-- BEGIN RECORDS SUPPLIED --

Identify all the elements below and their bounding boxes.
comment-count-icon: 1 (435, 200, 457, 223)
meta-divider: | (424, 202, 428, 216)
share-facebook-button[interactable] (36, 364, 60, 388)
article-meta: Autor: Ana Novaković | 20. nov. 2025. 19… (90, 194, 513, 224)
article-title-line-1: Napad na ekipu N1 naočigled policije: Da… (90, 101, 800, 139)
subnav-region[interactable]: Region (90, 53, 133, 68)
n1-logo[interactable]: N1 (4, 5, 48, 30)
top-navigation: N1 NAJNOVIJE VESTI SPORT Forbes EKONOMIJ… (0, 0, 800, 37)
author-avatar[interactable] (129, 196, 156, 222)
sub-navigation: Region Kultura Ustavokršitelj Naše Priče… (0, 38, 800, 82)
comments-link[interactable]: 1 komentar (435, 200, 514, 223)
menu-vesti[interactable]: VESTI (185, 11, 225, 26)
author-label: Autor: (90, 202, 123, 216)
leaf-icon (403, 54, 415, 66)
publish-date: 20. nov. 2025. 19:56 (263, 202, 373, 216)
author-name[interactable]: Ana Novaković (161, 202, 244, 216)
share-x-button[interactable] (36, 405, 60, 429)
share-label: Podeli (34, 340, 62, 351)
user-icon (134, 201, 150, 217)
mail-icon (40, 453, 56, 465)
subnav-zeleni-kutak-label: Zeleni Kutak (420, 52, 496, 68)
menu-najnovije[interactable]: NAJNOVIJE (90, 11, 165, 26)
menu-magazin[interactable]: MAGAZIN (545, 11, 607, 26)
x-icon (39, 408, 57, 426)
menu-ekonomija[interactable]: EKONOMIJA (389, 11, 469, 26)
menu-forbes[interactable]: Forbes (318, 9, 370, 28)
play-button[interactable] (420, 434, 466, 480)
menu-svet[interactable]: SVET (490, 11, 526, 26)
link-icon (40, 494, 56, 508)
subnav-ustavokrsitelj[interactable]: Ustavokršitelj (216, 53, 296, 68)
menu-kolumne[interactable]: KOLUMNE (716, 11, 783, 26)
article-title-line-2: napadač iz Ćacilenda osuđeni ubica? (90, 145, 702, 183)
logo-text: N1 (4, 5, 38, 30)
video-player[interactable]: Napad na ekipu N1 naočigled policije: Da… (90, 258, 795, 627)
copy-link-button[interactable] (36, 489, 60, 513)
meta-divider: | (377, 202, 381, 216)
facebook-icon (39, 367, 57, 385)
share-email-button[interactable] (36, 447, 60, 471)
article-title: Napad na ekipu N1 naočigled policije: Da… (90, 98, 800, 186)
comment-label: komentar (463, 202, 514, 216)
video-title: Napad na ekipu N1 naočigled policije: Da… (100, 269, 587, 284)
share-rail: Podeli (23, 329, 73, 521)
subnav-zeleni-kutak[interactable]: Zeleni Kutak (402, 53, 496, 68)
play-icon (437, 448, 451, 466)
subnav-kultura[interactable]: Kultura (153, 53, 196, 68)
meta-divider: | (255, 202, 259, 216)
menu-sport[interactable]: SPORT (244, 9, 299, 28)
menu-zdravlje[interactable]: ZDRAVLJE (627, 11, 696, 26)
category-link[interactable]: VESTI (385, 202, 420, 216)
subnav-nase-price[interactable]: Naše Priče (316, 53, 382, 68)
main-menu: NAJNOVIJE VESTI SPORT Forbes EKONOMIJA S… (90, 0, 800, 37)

-- END RECORDS SUPPLIED --

INSTRUCTIONS FOR THE TASK: Rewrite the listing above, replacing every "meta-divider" with "meta-separator" and leaving everything else unchanged.

ANSWER TO THIS TASK:
Identify all the elements below and their bounding boxes.
comment-count-icon: 1 (435, 200, 457, 223)
meta-separator: | (424, 202, 428, 216)
share-facebook-button[interactable] (36, 364, 60, 388)
article-meta: Autor: Ana Novaković | 20. nov. 2025. 19… (90, 194, 513, 224)
article-title-line-1: Napad na ekipu N1 naočigled policije: Da… (90, 101, 800, 139)
subnav-region[interactable]: Region (90, 53, 133, 68)
n1-logo[interactable]: N1 (4, 5, 48, 30)
top-navigation: N1 NAJNOVIJE VESTI SPORT Forbes EKONOMIJ… (0, 0, 800, 37)
author-avatar[interactable] (129, 196, 156, 222)
sub-navigation: Region Kultura Ustavokršitelj Naše Priče… (0, 38, 800, 82)
comments-link[interactable]: 1 komentar (435, 200, 514, 223)
menu-vesti[interactable]: VESTI (185, 11, 225, 26)
author-label: Autor: (90, 202, 123, 216)
leaf-icon (403, 54, 415, 66)
publish-date: 20. nov. 2025. 19:56 (263, 202, 373, 216)
author-name[interactable]: Ana Novaković (161, 202, 244, 216)
share-x-button[interactable] (36, 405, 60, 429)
share-label: Podeli (34, 340, 62, 351)
user-icon (134, 201, 150, 217)
mail-icon (40, 453, 56, 465)
subnav-zeleni-kutak-label: Zeleni Kutak (420, 52, 496, 68)
menu-najnovije[interactable]: NAJNOVIJE (90, 11, 165, 26)
menu-magazin[interactable]: MAGAZIN (545, 11, 607, 26)
x-icon (39, 408, 57, 426)
menu-ekonomija[interactable]: EKONOMIJA (389, 11, 469, 26)
menu-forbes[interactable]: Forbes (318, 9, 370, 28)
play-button[interactable] (420, 434, 466, 480)
menu-svet[interactable]: SVET (490, 11, 526, 26)
link-icon (40, 494, 56, 508)
subnav-ustavokrsitelj[interactable]: Ustavokršitelj (216, 53, 296, 68)
menu-kolumne[interactable]: KOLUMNE (716, 11, 783, 26)
article-title-line-2: napadač iz Ćacilenda osuđeni ubica? (90, 145, 702, 183)
logo-text: N1 (4, 5, 38, 30)
video-player[interactable]: Napad na ekipu N1 naočigled policije: Da… (90, 258, 795, 627)
copy-link-button[interactable] (36, 489, 60, 513)
meta-separator: | (377, 202, 381, 216)
facebook-icon (39, 367, 57, 385)
share-email-button[interactable] (36, 447, 60, 471)
article-title: Napad na ekipu N1 naočigled policije: Da… (90, 98, 800, 186)
comment-label: komentar (463, 202, 514, 216)
video-title: Napad na ekipu N1 naočigled policije: Da… (100, 269, 587, 284)
share-rail: Podeli (23, 329, 73, 521)
subnav-zeleni-kutak[interactable]: Zeleni Kutak (402, 53, 496, 68)
play-icon (437, 448, 451, 466)
subnav-kultura[interactable]: Kultura (153, 53, 196, 68)
meta-separator: | (255, 202, 259, 216)
menu-sport[interactable]: SPORT (244, 9, 299, 28)
menu-zdravlje[interactable]: ZDRAVLJE (627, 11, 696, 26)
category-link[interactable]: VESTI (385, 202, 420, 216)
subnav-nase-price[interactable]: Naše Priče (316, 53, 382, 68)
main-menu: NAJNOVIJE VESTI SPORT Forbes EKONOMIJA S… (90, 0, 800, 37)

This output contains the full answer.